**Your instructions**
Would you write out the listing verbatim and skip every picture in it?

**Data for processing**
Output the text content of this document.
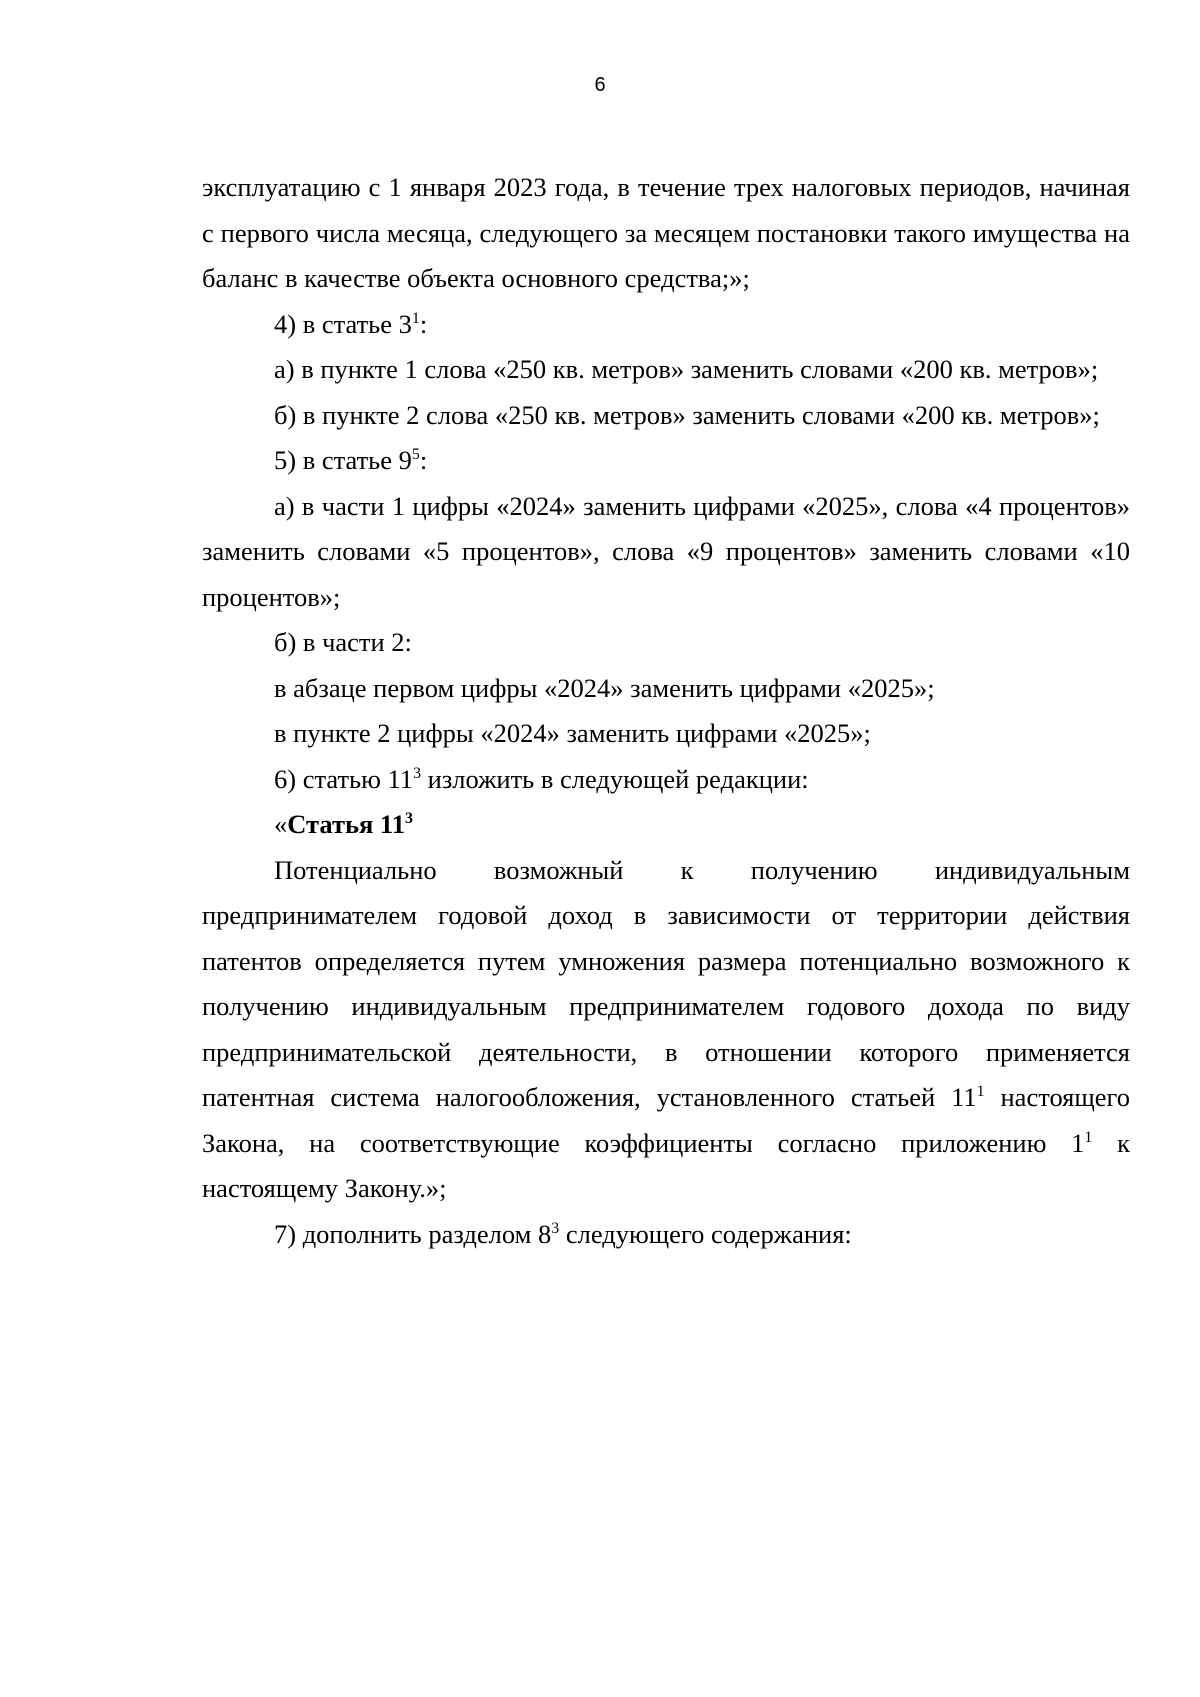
6

эксплуатацию с 1 января 2023 года, в течение трех налоговых периодов, начиная с первого числа месяца, следующего за месяцем постановки такого имущества на баланс в качестве объекта основного средства;»;

4) в статье $3^1$:

а) в пункте 1 слова «250 кв. метров» заменить словами «200 кв. метров»;

б) в пункте 2 слова «250 кв. метров» заменить словами «200 кв. метров»;

5) в статье $9^5$:

а) в части 1 цифры «2024» заменить цифрами «2025», слова «4 процентов» заменить словами «5 процентов», слова «9 процентов» заменить словами «10 процентов»;

б) в части 2:

в абзаце первом цифры «2024» заменить цифрами «2025»;

в пункте 2 цифры «2024» заменить цифрами «2025»;

6) статью $11^3$ изложить в следующей редакции:

«Статья $11^3$

Потенциально возможный к получению индивидуальным предпринимателем годовой доход в зависимости от территории действия патентов определяется путем умножения размера потенциально возможного к получению индивидуальным предпринимателем годового дохода по виду предпринимательской деятельности, в отношении которого применяется патентная система налогообложения, установленного статьей $11^1$ настоящего Закона, на соответствующие коэффициенты согласно приложению $1^1$ к настоящему Закону.»;

7) дополнить разделом $8^3$ следующего содержания:
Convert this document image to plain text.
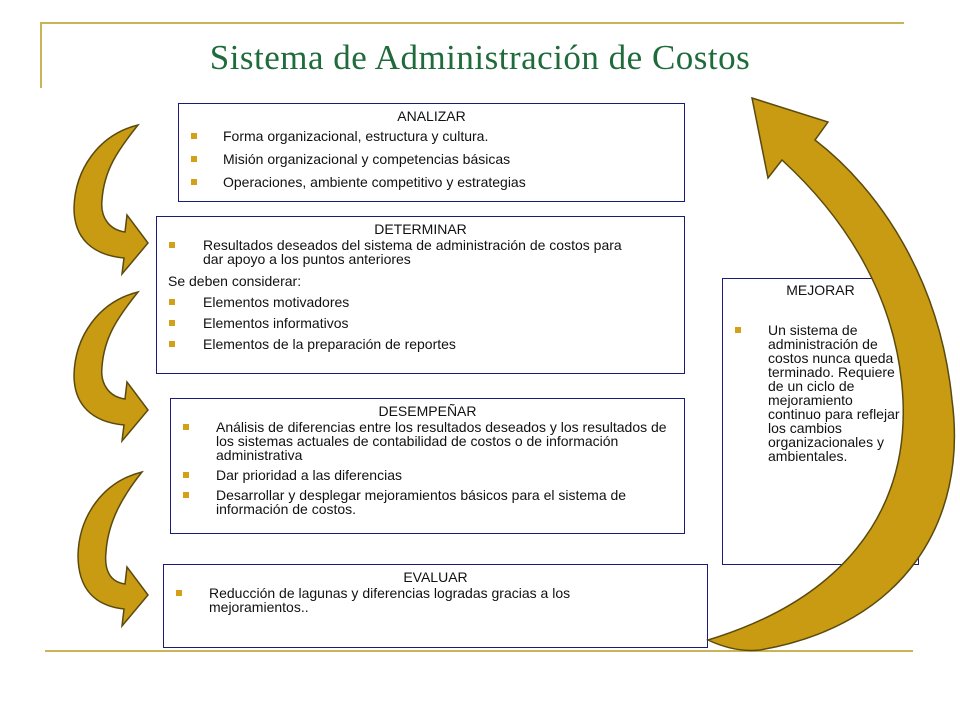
Sistema de Administración de Costos
ANALIZAR
Forma organizacional, estructura y cultura.
Misión organizacional y competencias básicas
Operaciones, ambiente competitivo y estrategias
DETERMINAR
Resultados deseados del sistema de administración de costos para dar apoyo a los puntos anteriores
Se deben considerar:
Elementos motivadores
Elementos informativos
Elementos de la preparación de reportes
DESEMPEÑAR
Análisis de diferencias entre los resultados deseados y los resultados de los sistemas actuales de contabilidad de costos o de información administrativa
Dar prioridad a las diferencias
Desarrollar y desplegar mejoramientos básicos para el sistema de información de costos.
EVALUAR
Reducción de lagunas y diferencias logradas gracias a los mejoramientos..
MEJORAR
Un sistema de administración de costos nunca queda terminado. Requiere de un ciclo de mejoramiento continuo para reflejar los cambios organizacionales y ambientales.
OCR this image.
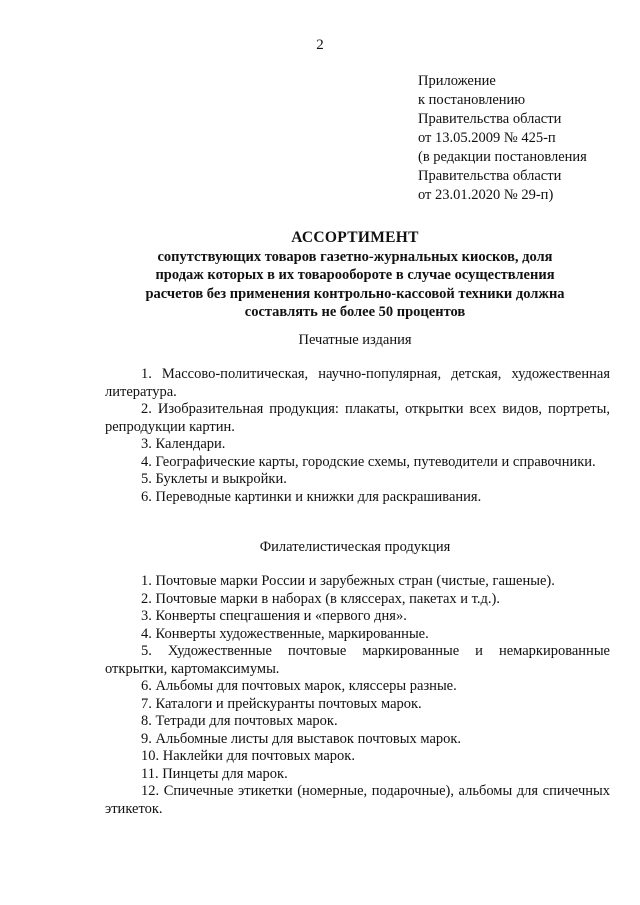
2
Приложение
к постановлению
Правительства области
от 13.05.2009 № 425-п
(в редакции постановления
Правительства области
от 23.01.2020 № 29-п)
АССОРТИМЕНТ
сопутствующих товаров газетно-журнальных киосков, доля
продаж которых в их товарообороте в случае осуществления
расчетов без применения контрольно-кассовой техники должна
составлять не более 50 процентов
Печатные издания
1. Массово-политическая, научно-популярная, детская, художественная литература.
2. Изобразительная продукция: плакаты, открытки всех видов, портреты, репродукции картин.
3. Календари.
4. Географические карты, городские схемы, путеводители и справочники.
5. Буклеты и выкройки.
6. Переводные картинки и книжки для раскрашивания.
Филателистическая продукция
1. Почтовые марки России и зарубежных стран (чистые, гашеные).
2. Почтовые марки в наборах (в кляссерах, пакетах и т.д.).
3. Конверты спецгашения и «первого дня».
4. Конверты художественные, маркированные.
5. Художественные почтовые маркированные и немаркированные открытки, картомаксимумы.
6. Альбомы для почтовых марок, кляссеры разные.
7. Каталоги и прейскуранты почтовых марок.
8. Тетради для почтовых марок.
9. Альбомные листы для выставок почтовых марок.
10. Наклейки для почтовых марок.
11. Пинцеты для марок.
12. Спичечные этикетки (номерные, подарочные), альбомы для спичечных этикеток.
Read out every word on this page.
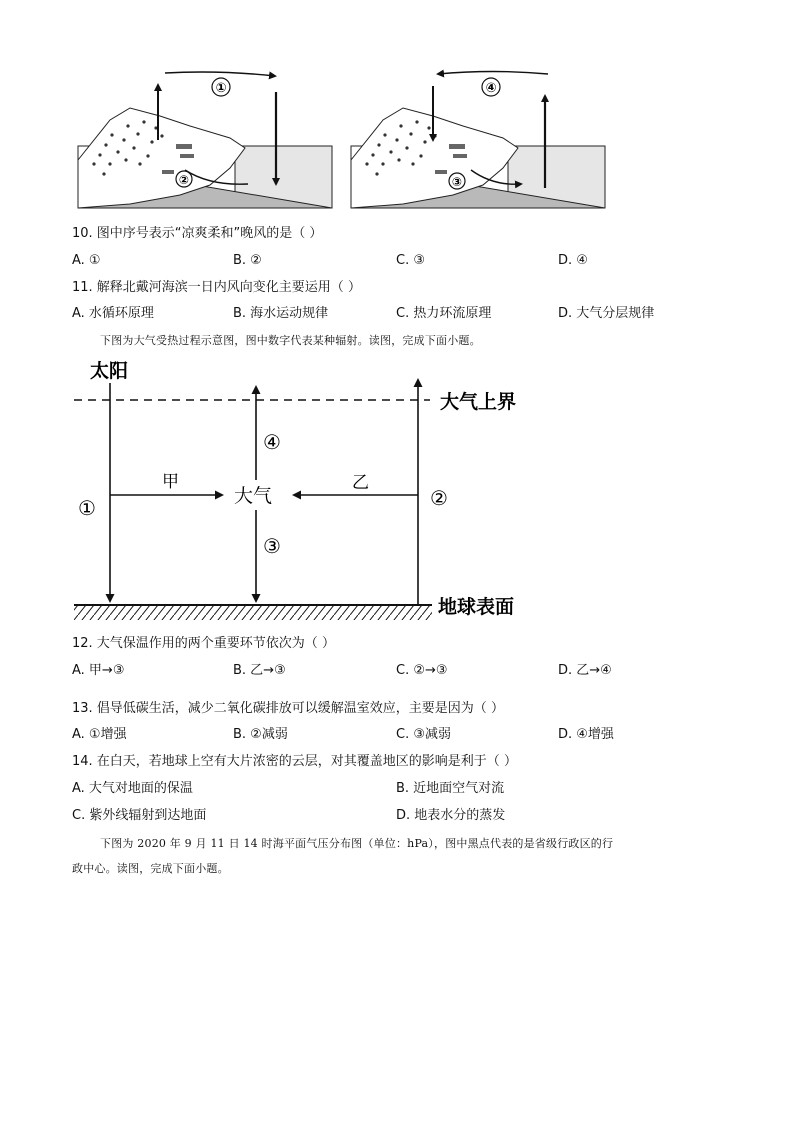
①
②
④
③
10. 图中序号表示“凉爽柔和”晚风的是（ ）
A. ①	B. ②	C. ③	D. ④
11. 解释北戴河海滨一日内风向变化主要运用（ ）
A. 水循环原理	B. 海水运动规律	C. 热力环流原理	D. 大气分层规律
下图为大气受热过程示意图，图中数字代表某种辐射。读图，完成下面小题。
太阳
大气上界
地球表面
①
甲
大气
④
③
②
乙
12. 大气保温作用的两个重要环节依次为（ ）
A. 甲→③	B. 乙→③	C. ②→③	D. 乙→④
13. 倡导低碳生活，减少二氧化碳排放可以缓解温室效应，主要是因为（ ）
A. ①增强	B. ②减弱	C. ③减弱	D. ④增强
14. 在白天，若地球上空有大片浓密的云层，对其覆盖地区的影响是利于（ ）
A. 大气对地面的保温	B. 近地面空气对流
C. 紫外线辐射到达地面	D. 地表水分的蒸发
下图为 2020 年 9 月 11 日 14 时海平面气压分布图（单位：hPa），图中黑点代表的是省级行政区的行
政中心。读图，完成下面小题。
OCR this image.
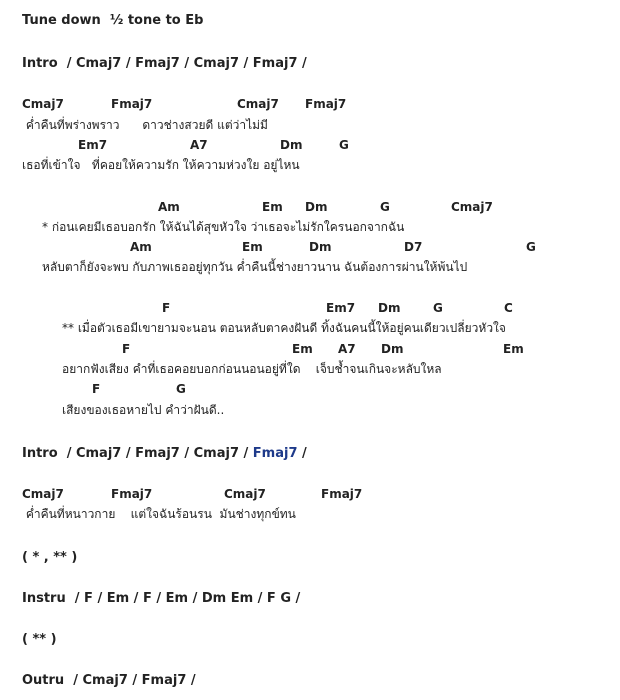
Tune down  ½ tone to Eb
Intro  / Cmaj7 / Fmaj7 / Cmaj7 / Fmaj7 /
Cmaj7	Fmaj7	Cmaj7 Fmaj7
ค่ำคืนที่พร่างพราว      ดาวช่างสวยดี แต่ว่าไม่มี
Em7	A7	Dm	G
เธอที่เข้าใจ   ที่คอยให้ความรัก ให้ความห่วงใย อยู่ไหน
Am	Em Dm	G	Cmaj7
* ก่อนเคยมีเธอบอกรัก ให้ฉันได้สุขหัวใจ ว่าเธอจะไม่รักใครนอกจากฉัน
Am	Em	Dm	D7	G
หลับตาก็ยังจะพบ กับภาพเธออยู่ทุกวัน ค่ำคืนนี้ช่างยาวนาน ฉันต้องการผ่านให้พ้นไป
F	Em7 Dm	G	C
** เมื่อตัวเธอมีเขายามจะนอน ตอนหลับตาคงฝันดี ทิ้งฉันคนนี้ให้อยู่คนเดียวเปลี่ยวหัวใจ
F	Em A7 Dm	Em
อยากฟังเสียง คำที่เธอคอยบอกก่อนนอนอยู่ที่ใด    เจ็บช้ำจนเกินจะหลับใหล
F	G
เสียงของเธอหายไป คำว่าฝันดี..
Intro  / Cmaj7 / Fmaj7 / Cmaj7 / Fmaj7 /
Cmaj7	Fmaj7	Cmaj7	Fmaj7
ค่ำคืนที่หนาวกาย    แต่ใจฉันร้อนรน  มันช่างทุกข์ทน
( * , ** )
Instru  / F / Em / F / Em / Dm Em / F G /
( ** )
Outru  / Cmaj7 / Fmaj7 /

**Full solution**
Output the text content of this document.
6

эксплуатацию с 1 января 2023 года, в течение трех налоговых периодов, начиная с первого числа месяца, следующего за месяцем постановки такого имущества на баланс в качестве объекта основного средства;»;

4) в статье $3^1$:

а) в пункте 1 слова «250 кв. метров» заменить словами «200 кв. метров»;

б) в пункте 2 слова «250 кв. метров» заменить словами «200 кв. метров»;

5) в статье $9^5$:

а) в части 1 цифры «2024» заменить цифрами «2025», слова «4 процентов» заменить словами «5 процентов», слова «9 процентов» заменить словами «10 процентов»;

б) в части 2:

в абзаце первом цифры «2024» заменить цифрами «2025»;

в пункте 2 цифры «2024» заменить цифрами «2025»;

6) статью $11^3$ изложить в следующей редакции:

«Статья $11^3$

Потенциально возможный к получению индивидуальным предпринимателем годовой доход в зависимости от территории действия патентов определяется путем умножения размера потенциально возможного к получению индивидуальным предпринимателем годового дохода по виду предпринимательской деятельности, в отношении которого применяется патентная система налогообложения, установленного статьей $11^1$ настоящего Закона, на соответствующие коэффициенты согласно приложению $1^1$ к настоящему Закону.»;

7) дополнить разделом $8^3$ следующего содержания:
Convert this document image to plain text.
Sistema de Administración de Costos
ANALIZAR
Forma organizacional, estructura y cultura.
Misión organizacional y competencias básicas
Operaciones, ambiente competitivo y estrategias
DETERMINAR
Resultados deseados del sistema de administración de costos para dar apoyo a los puntos anteriores
Se deben considerar:
Elementos motivadores
Elementos informativos
Elementos de la preparación de reportes
DESEMPEÑAR
Análisis de diferencias entre los resultados deseados y los resultados de los sistemas actuales de contabilidad de costos o de información administrativa
Dar prioridad a las diferencias
Desarrollar y desplegar mejoramientos básicos para el sistema de información de costos.
EVALUAR
Reducción de lagunas y diferencias logradas gracias a los mejoramientos..
MEJORAR
Un sistema de administración de costos nunca queda terminado. Requiere de un ciclo de mejoramiento continuo para reflejar los cambios organizacionales y ambientales.
OCR this image.
2
Приложение
к постановлению
Правительства области
от 13.05.2009 № 425-п
(в редакции постановления
Правительства области
от 23.01.2020 № 29-п)
АССОРТИМЕНТ
сопутствующих товаров газетно-журнальных киосков, доля
продаж которых в их товарообороте в случае осуществления
расчетов без применения контрольно-кассовой техники должна
составлять не более 50 процентов
Печатные издания
1. Массово-политическая, научно-популярная, детская, художественная литература.
2. Изобразительная продукция: плакаты, открытки всех видов, портреты, репродукции картин.
3. Календари.
4. Географические карты, городские схемы, путеводители и справочники.
5. Буклеты и выкройки.
6. Переводные картинки и книжки для раскрашивания.
Филателистическая продукция
1. Почтовые марки России и зарубежных стран (чистые, гашеные).
2. Почтовые марки в наборах (в кляссерах, пакетах и т.д.).
3. Конверты спецгашения и «первого дня».
4. Конверты художественные, маркированные.
5. Художественные почтовые маркированные и немаркированные открытки, картомаксимумы.
6. Альбомы для почтовых марок, кляссеры разные.
7. Каталоги и прейскуранты почтовых марок.
8. Тетради для почтовых марок.
9. Альбомные листы для выставок почтовых марок.
10. Наклейки для почтовых марок.
11. Пинцеты для марок.
12. Спичечные этикетки (номерные, подарочные), альбомы для спичечных этикеток.
Read out every word on this page.
①
②
④
③
10. 图中序号表示“凉爽柔和”晚风的是（ ）
A. ①	B. ②	C. ③	D. ④
11. 解释北戴河海滨一日内风向变化主要运用（ ）
A. 水循环原理	B. 海水运动规律	C. 热力环流原理	D. 大气分层规律
下图为大气受热过程示意图，图中数字代表某种辐射。读图，完成下面小题。
太阳
大气上界
地球表面
①
甲
大气
④
③
②
乙
12. 大气保温作用的两个重要环节依次为（ ）
A. 甲→③	B. 乙→③	C. ②→③	D. 乙→④
13. 倡导低碳生活，减少二氧化碳排放可以缓解温室效应，主要是因为（ ）
A. ①增强	B. ②减弱	C. ③减弱	D. ④增强
14. 在白天，若地球上空有大片浓密的云层，对其覆盖地区的影响是利于（ ）
A. 大气对地面的保温	B. 近地面空气对流
C. 紫外线辐射到达地面	D. 地表水分的蒸发
下图为 2020 年 9 月 11 日 14 时海平面气压分布图（单位：hPa），图中黑点代表的是省级行政区的行
政中心。读图，完成下面小题。
OCR this image.
Tune down  ½ tone to Eb
Intro  / Cmaj7 / Fmaj7 / Cmaj7 / Fmaj7 /
Cmaj7	Fmaj7	Cmaj7 Fmaj7
ค่ำคืนที่พร่างพราว      ดาวช่างสวยดี แต่ว่าไม่มี
Em7	A7	Dm	G
เธอที่เข้าใจ   ที่คอยให้ความรัก ให้ความห่วงใย อยู่ไหน
Am	Em Dm	G	Cmaj7
* ก่อนเคยมีเธอบอกรัก ให้ฉันได้สุขหัวใจ ว่าเธอจะไม่รักใครนอกจากฉัน
Am	Em	Dm	D7	G
หลับตาก็ยังจะพบ กับภาพเธออยู่ทุกวัน ค่ำคืนนี้ช่างยาวนาน ฉันต้องการผ่านให้พ้นไป
F	Em7 Dm	G	C
** เมื่อตัวเธอมีเขายามจะนอน ตอนหลับตาคงฝันดี ทิ้งฉันคนนี้ให้อยู่คนเดียวเปลี่ยวหัวใจ
F	Em A7 Dm	Em
อยากฟังเสียง คำที่เธอคอยบอกก่อนนอนอยู่ที่ใด    เจ็บช้ำจนเกินจะหลับใหล
F	G
เสียงของเธอหายไป คำว่าฝันดี..
Intro  / Cmaj7 / Fmaj7 / Cmaj7 / Fmaj7 /
Cmaj7	Fmaj7	Cmaj7	Fmaj7
ค่ำคืนที่หนาวกาย    แต่ใจฉันร้อนรน  มันช่างทุกข์ทน
( * , ** )
Instru  / F / Em / F / Em / Dm Em / F G /
( ** )
Outru  / Cmaj7 / Fmaj7 /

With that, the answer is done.